Check every line below for the string "detached", and copy the lines that contain it.

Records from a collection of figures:
---------------

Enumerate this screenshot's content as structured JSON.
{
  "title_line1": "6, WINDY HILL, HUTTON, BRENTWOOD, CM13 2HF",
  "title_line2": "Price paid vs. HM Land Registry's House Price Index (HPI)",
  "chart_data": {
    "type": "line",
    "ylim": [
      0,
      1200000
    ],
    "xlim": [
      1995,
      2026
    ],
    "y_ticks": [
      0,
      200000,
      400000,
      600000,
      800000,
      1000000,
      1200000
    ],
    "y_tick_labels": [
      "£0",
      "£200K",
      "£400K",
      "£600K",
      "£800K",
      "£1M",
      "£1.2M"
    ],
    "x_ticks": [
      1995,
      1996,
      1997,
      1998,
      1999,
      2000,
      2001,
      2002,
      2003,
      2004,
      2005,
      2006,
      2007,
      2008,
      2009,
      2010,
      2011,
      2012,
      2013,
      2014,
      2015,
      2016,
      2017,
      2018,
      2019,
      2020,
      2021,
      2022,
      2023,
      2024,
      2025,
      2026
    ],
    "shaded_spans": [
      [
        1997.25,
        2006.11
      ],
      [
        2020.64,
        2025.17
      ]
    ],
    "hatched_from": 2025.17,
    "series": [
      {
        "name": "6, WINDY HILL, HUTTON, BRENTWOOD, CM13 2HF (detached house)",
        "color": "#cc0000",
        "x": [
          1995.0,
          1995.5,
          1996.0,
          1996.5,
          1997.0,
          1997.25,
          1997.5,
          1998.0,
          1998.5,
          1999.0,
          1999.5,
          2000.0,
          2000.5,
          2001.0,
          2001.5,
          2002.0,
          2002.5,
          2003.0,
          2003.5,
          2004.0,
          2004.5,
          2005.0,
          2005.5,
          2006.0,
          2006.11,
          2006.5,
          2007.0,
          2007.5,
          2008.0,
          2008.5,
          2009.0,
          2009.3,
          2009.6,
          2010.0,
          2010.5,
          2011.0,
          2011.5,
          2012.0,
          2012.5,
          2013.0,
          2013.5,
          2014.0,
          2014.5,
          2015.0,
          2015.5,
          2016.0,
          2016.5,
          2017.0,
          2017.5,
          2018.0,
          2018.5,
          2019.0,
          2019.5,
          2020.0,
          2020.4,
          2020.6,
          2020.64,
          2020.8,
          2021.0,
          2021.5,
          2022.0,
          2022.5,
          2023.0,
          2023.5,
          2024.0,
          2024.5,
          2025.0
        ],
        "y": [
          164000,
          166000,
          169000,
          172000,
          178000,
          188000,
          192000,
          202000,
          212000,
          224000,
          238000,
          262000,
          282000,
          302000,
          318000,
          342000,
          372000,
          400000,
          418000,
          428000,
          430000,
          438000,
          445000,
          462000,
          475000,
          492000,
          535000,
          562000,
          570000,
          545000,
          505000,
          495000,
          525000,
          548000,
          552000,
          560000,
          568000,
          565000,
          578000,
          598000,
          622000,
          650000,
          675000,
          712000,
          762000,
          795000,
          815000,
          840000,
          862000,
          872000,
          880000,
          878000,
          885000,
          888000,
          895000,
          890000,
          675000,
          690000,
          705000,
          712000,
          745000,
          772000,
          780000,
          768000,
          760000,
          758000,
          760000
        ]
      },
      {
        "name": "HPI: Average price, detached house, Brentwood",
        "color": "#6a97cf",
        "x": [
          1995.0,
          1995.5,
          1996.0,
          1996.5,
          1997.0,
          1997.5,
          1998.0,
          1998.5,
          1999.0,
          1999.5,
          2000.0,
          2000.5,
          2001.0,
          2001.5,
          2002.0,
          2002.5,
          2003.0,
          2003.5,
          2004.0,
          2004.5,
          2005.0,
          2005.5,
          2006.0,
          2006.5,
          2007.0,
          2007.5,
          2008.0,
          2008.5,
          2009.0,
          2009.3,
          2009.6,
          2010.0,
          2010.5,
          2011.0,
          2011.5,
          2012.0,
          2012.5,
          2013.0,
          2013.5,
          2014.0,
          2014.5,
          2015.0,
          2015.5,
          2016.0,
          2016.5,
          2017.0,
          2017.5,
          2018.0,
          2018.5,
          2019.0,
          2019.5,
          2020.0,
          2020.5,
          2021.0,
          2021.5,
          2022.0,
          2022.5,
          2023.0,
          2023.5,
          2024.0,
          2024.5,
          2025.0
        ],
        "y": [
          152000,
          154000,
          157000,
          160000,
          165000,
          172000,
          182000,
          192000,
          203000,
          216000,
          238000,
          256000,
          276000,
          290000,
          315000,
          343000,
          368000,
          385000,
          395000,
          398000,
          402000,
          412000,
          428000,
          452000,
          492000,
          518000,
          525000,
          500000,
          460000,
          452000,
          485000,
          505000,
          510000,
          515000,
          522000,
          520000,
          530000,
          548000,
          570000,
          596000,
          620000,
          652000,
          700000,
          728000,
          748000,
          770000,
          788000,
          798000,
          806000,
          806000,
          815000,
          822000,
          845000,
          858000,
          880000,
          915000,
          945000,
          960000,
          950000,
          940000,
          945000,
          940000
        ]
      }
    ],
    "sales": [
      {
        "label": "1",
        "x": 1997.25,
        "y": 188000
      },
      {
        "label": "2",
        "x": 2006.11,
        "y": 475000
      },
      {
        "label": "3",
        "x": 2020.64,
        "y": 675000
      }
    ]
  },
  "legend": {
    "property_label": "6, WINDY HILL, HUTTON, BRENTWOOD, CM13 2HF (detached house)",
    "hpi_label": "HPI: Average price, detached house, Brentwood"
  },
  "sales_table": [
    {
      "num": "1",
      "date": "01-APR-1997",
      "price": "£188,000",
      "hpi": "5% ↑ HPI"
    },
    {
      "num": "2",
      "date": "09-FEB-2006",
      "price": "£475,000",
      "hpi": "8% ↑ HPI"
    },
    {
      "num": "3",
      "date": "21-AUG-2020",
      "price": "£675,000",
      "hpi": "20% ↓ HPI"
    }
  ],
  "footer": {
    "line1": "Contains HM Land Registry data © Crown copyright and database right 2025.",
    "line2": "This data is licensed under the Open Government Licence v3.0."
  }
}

---------------

REPLY
        "name": "6, WINDY HILL, HUTTON, BRENTWOOD, CM13 2HF (detached house)",
        "name": "HPI: Average price, detached house, Brentwood",
    "property_label": "6, WINDY HILL, HUTTON, BRENTWOOD, CM13 2HF (detached house)",
    "hpi_label": "HPI: Average price, detached house, Brentwood"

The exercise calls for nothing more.